▸ **Source excerpt**
-- Start --

UNITED STATES DISTRICT COURT EASTERN DISTRICT OF TENNESSEE AT CHATTANOOGA
Aug 7, 2018
No. 1:01-CR-24-CLC-CHS-1 (E.D. Tenn. Aug. 7, 2018)

Opinion

No. 1:01-CR-24-CLC-CHS-1 No. 1:18-CV-130-CLC

08-07-2018

JEFFERY E. HALL, Petitioner, v. UNITED STATES OF AMERICA, Respondent.


MEMORANDUM

Presently before the Court is a motion to vacate, set aside, or correct sentence pursuant to 28 U.S.C. § 2255 [Doc. 61] filed by Jeffery E. Hall ("Petitioner") which challenges the Court's supervised release revocation judgment [Doc. 50] pursuant to Johnson v. United States, 135 S. Ct. 2551 (2015). Because Petitioner no longer qualifies as an armed career criminal under the ACCA in light of Johnson, the 51-month term of incarceration imposed upon revocation of his supervised release exceeds the 24-month maximum term of incarceration authorized under 18 U.S.C. § 3583(e)(3). Accordingly, Petitioner's § 2255 motion [Doc. 61] will be GRANTED.

In Johnson, the Supreme Court held that the residual clause of the Armed Career Criminal Act ("ACCA"), 18 U.S.C. § 924(e), is unconstitutionally vague and concluded that "imposing an increased sentence under the residual clause . . . violates the Constitution's guarantee of due process." 135 S. Ct. at 2563. Johnson did not automatically invalidate all ACCA sentences, however, emphasizing that its holding "d[id] not call into question application of the Act to the four enumerated offenses, or the remainder of the Act's definition of a violent felony." Id.

I. BACKGROUND

In February of 2001, Petitioner was charged in a one-count indictment with possession of a firearm by a convicted felon in violation of 18 U.S.C. § 922(g)(1) [Doc. 2]. He later entered a plea of guilty [Doc. 22].

A presentence investigation report ("PSIR") identified five previous Tennessee state court convictions for a violent felony, committed on occasions different from one another, that qualified Petitioner as an armed career criminal under the ACCA, including two convictions for aggravated burglary and one for third-degree burglary under the pre-1989 Tennessee statute [PSIR ¶¶ 26-27, 32, 36 and 38]. As an armed career criminal, Petitioner was subject to a statutory mandatory minimum incarceration sentence of fifteen years to a maximum of life. Because the maximum penalty for Petitioner's offense with the ACCA enhancement was life imprisonment, his offense was classified as a Class A felony under 18 U.S.C. § 3559(a)(1).

-- End --

▸ **Supplied material**
-- Start --

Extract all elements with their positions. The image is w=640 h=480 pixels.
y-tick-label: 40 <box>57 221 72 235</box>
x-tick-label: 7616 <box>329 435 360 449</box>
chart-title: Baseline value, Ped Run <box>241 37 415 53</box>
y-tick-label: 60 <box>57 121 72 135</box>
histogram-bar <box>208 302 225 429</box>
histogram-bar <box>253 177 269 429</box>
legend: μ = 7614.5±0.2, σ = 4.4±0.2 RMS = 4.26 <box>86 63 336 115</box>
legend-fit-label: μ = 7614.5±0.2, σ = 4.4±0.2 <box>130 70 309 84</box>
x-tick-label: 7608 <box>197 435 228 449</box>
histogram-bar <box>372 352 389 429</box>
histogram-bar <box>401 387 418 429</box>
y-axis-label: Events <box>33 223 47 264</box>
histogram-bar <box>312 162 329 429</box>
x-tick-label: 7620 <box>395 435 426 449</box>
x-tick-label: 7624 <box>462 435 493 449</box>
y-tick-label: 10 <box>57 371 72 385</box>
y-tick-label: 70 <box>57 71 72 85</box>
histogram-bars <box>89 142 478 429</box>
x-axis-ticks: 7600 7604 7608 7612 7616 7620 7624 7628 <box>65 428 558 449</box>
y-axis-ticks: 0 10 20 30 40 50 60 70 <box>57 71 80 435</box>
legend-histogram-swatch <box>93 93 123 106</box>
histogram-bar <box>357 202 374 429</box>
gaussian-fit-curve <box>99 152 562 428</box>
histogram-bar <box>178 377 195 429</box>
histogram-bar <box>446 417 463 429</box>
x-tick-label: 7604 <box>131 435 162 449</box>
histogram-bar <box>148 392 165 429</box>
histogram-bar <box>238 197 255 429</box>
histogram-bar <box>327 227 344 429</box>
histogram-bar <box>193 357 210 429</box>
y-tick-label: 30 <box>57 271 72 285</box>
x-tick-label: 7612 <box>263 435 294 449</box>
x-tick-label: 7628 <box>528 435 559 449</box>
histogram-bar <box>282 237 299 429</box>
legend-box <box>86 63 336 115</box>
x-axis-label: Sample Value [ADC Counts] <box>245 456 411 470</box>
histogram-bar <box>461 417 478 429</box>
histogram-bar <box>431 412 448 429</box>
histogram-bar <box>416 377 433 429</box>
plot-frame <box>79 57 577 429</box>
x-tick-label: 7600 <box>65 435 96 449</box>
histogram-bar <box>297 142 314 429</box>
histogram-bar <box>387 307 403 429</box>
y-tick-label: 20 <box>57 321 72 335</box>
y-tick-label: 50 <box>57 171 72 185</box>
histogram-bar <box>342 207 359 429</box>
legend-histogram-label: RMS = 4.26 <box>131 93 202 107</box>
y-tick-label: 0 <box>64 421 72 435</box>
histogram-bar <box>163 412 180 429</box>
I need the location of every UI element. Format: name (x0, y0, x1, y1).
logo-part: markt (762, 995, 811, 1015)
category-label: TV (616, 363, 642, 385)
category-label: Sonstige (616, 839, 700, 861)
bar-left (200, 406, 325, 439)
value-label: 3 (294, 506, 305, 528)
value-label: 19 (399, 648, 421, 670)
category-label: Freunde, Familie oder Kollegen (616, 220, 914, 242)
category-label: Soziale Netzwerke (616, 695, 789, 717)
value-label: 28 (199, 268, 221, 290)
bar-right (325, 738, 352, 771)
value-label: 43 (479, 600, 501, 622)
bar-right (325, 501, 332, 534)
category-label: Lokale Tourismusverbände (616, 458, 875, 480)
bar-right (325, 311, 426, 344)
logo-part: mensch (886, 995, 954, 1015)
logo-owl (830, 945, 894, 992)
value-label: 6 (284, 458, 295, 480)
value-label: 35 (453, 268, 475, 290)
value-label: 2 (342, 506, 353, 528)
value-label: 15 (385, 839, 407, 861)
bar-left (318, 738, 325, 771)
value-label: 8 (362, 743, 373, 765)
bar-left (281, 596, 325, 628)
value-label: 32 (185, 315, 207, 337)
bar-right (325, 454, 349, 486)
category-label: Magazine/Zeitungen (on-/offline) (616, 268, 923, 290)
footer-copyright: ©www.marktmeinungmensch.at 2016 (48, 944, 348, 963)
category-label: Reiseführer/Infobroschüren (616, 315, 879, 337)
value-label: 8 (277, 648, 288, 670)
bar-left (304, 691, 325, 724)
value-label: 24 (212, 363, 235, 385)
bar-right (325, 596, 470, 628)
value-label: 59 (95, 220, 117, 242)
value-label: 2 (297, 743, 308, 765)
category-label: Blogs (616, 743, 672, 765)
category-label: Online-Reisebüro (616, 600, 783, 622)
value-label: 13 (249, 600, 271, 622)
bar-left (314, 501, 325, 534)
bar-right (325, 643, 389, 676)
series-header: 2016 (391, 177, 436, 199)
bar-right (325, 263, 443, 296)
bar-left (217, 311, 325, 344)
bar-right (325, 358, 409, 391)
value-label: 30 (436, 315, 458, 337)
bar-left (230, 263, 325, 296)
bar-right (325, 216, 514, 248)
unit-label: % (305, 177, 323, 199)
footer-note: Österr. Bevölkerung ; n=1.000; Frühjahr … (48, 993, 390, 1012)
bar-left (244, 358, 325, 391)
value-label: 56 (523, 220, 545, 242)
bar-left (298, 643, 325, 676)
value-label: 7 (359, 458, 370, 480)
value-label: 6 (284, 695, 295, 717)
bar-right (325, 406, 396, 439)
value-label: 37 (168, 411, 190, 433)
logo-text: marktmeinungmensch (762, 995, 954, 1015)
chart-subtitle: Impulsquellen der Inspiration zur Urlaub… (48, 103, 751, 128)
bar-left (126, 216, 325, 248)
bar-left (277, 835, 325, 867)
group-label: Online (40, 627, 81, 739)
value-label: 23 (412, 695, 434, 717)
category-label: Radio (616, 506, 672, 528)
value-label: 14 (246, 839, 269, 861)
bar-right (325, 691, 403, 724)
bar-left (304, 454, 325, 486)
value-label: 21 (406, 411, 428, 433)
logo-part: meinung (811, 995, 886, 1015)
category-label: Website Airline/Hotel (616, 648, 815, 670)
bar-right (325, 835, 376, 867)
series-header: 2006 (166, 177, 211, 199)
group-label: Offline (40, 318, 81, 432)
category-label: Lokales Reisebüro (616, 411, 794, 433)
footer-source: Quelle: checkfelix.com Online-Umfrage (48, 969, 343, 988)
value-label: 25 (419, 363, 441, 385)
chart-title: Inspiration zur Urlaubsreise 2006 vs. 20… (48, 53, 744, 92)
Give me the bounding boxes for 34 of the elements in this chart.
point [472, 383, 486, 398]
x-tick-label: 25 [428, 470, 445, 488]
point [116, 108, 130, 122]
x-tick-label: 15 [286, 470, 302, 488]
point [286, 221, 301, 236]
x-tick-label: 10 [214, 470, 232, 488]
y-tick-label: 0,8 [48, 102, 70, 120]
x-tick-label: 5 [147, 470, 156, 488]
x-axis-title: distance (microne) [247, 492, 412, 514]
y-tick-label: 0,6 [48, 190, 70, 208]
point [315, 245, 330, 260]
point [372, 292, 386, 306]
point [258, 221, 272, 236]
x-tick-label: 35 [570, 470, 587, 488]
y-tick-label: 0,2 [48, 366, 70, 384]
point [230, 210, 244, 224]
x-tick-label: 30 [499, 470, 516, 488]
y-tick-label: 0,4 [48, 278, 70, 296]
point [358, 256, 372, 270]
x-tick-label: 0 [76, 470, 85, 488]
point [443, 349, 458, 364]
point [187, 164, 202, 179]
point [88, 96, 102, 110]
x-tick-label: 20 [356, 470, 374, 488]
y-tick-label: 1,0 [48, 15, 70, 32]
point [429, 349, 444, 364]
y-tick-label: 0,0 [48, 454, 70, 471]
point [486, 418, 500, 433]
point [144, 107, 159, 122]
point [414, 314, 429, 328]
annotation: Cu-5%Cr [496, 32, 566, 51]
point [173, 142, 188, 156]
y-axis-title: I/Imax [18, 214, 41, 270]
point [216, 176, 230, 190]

-- End --

▸ **Brief 1**
Answer from the memorandum:
(a) What maximum term of incarceration does it say 18 U.S.C. § 3583(e)(3) authorizes?
(b) In what month and year was Petitioner charged in the one-count indictment?
(c) How many previous Tennessee state court convictions did the presentence investigation report identify?
▸ **Brief 2**
Please reproduce the records from their first line through the line containing "histogram-bar <box>312 162 329 429</box>", both included.

▸ **Complete output 1**
(a) 24 months
(b) February of 2001
(c) Five

▸ **Complete output 2**
Extract all elements with their positions. The image is w=640 h=480 pixels.
y-tick-label: 40 <box>57 221 72 235</box>
x-tick-label: 7616 <box>329 435 360 449</box>
chart-title: Baseline value, Ped Run <box>241 37 415 53</box>
y-tick-label: 60 <box>57 121 72 135</box>
histogram-bar <box>208 302 225 429</box>
histogram-bar <box>253 177 269 429</box>
legend: μ = 7614.5±0.2, σ = 4.4±0.2 RMS = 4.26 <box>86 63 336 115</box>
legend-fit-label: μ = 7614.5±0.2, σ = 4.4±0.2 <box>130 70 309 84</box>
x-tick-label: 7608 <box>197 435 228 449</box>
histogram-bar <box>372 352 389 429</box>
histogram-bar <box>401 387 418 429</box>
y-axis-label: Events <box>33 223 47 264</box>
histogram-bar <box>312 162 329 429</box>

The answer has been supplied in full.